Saved data entries:
______

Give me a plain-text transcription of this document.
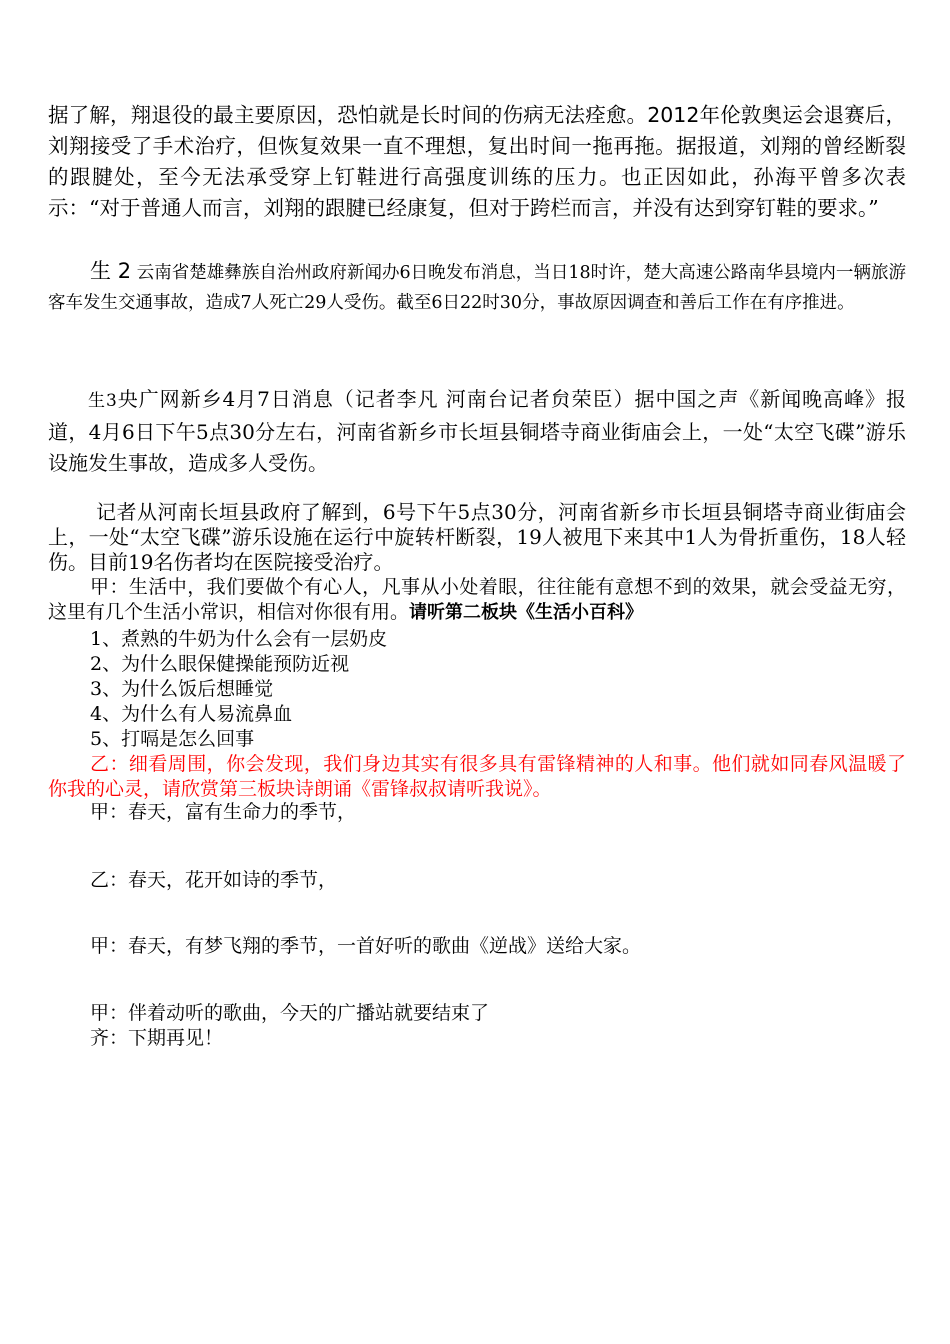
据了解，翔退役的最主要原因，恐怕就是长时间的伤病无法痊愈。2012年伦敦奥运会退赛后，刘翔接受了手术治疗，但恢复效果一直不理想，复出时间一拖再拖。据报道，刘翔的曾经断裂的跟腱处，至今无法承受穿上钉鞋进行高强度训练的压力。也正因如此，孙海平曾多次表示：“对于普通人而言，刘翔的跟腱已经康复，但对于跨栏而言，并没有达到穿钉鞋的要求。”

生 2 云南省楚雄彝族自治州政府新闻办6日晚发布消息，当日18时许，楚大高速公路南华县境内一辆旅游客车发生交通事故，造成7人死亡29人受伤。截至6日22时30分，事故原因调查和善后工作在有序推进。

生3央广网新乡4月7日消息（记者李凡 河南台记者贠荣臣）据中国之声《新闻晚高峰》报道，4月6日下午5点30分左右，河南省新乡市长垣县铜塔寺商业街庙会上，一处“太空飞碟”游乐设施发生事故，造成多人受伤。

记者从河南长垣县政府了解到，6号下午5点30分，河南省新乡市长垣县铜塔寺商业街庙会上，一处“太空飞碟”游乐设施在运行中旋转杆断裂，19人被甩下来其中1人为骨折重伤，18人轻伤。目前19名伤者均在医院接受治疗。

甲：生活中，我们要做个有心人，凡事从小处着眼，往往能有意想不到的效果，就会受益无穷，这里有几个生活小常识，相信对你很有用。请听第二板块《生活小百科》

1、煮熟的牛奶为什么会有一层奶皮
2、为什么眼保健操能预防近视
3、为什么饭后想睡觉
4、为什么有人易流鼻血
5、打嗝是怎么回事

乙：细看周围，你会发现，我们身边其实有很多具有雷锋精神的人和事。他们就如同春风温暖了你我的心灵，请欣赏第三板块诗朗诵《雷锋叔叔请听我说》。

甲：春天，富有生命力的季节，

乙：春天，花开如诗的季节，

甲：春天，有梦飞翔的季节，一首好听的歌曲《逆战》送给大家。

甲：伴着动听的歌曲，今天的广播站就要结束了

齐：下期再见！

______

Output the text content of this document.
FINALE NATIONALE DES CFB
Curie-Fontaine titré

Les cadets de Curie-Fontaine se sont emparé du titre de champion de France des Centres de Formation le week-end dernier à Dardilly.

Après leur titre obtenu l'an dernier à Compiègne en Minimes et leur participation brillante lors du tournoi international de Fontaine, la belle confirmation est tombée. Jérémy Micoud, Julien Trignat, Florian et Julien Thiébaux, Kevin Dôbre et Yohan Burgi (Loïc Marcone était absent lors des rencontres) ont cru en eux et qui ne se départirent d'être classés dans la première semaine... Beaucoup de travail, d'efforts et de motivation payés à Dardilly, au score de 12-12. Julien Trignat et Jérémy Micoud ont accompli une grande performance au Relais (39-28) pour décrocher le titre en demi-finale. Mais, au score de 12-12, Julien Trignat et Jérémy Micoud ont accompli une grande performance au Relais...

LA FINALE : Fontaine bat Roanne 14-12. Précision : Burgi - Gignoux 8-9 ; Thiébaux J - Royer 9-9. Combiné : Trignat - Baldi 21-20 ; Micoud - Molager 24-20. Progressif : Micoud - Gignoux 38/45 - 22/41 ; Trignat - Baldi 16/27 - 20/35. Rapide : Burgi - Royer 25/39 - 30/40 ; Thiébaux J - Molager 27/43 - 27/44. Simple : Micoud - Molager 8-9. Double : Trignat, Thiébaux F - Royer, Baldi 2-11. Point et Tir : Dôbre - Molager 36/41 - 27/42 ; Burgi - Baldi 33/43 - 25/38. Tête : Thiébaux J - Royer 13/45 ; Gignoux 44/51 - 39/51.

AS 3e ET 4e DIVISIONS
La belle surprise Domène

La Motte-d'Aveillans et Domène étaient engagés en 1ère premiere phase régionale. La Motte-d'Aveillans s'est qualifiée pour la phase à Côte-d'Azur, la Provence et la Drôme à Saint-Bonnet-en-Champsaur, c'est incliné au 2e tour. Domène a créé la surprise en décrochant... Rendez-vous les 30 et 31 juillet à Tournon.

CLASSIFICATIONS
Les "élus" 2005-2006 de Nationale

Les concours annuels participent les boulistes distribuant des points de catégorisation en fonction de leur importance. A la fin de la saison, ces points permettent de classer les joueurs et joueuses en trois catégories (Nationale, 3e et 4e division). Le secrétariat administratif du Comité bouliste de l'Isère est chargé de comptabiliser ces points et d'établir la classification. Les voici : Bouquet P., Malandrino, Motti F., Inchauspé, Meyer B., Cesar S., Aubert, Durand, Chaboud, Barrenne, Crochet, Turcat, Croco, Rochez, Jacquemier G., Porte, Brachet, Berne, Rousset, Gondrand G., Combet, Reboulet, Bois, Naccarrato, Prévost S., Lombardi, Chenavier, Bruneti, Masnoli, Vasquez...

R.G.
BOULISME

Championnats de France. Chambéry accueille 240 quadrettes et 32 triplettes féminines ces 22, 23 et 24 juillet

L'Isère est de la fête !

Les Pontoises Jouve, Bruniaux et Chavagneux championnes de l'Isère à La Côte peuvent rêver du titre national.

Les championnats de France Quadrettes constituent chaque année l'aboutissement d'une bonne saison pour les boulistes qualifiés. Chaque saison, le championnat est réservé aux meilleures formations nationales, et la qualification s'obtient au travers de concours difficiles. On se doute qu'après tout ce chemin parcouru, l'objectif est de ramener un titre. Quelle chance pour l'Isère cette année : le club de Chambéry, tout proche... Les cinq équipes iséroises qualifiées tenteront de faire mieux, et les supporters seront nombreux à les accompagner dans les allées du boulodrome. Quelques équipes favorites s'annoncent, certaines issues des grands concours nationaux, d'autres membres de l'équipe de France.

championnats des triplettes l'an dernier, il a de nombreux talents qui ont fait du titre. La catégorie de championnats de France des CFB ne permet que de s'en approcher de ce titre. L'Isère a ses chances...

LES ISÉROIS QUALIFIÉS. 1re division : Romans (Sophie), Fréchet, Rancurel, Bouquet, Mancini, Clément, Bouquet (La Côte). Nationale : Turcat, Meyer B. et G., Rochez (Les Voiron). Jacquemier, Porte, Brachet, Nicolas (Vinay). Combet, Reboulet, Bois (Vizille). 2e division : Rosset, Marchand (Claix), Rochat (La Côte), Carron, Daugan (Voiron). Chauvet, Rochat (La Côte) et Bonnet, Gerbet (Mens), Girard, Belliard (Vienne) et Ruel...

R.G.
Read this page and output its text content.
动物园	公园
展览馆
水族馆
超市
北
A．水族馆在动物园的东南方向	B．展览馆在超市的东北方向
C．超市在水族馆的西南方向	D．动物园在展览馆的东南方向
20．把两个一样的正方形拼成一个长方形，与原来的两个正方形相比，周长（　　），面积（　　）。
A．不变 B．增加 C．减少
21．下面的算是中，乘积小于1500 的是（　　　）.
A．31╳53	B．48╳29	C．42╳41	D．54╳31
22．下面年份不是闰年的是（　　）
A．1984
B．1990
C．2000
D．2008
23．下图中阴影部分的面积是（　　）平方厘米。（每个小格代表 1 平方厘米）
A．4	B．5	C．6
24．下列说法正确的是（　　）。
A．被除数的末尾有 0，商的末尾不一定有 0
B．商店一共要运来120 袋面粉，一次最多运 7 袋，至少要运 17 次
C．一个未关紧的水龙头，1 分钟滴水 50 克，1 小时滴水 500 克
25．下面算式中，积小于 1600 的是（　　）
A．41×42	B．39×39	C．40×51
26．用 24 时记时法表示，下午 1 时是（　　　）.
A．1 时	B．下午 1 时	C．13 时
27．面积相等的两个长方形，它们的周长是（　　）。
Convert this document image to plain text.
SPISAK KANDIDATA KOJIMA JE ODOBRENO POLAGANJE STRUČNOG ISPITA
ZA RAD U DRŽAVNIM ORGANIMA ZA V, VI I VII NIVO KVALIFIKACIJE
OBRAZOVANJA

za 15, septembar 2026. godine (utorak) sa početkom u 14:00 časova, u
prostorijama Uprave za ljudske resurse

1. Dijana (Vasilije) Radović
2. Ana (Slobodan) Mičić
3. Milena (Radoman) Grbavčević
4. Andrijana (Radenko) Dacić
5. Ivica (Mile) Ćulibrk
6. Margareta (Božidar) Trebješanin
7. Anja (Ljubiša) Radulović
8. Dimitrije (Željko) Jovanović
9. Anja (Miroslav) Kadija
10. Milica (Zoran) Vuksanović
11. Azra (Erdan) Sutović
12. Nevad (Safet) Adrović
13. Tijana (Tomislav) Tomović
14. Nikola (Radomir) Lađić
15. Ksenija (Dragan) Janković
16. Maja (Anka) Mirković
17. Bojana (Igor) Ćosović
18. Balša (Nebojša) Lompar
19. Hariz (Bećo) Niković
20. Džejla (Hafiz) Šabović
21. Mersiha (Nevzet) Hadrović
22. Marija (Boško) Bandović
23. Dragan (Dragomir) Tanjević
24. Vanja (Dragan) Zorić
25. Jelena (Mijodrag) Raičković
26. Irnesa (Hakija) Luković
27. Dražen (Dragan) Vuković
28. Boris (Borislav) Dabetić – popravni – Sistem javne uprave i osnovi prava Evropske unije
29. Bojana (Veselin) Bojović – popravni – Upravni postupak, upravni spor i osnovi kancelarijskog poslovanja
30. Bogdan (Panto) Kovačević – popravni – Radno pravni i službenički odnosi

______

What is required: Each line that holds the word "Curie" should be extracted from the records.

Written solution:
Curie-Fontaine titré
Les cadets de Curie-Fontaine se sont emparé du titre de champion de France des Centres de Formation le week-end dernier à Dardilly.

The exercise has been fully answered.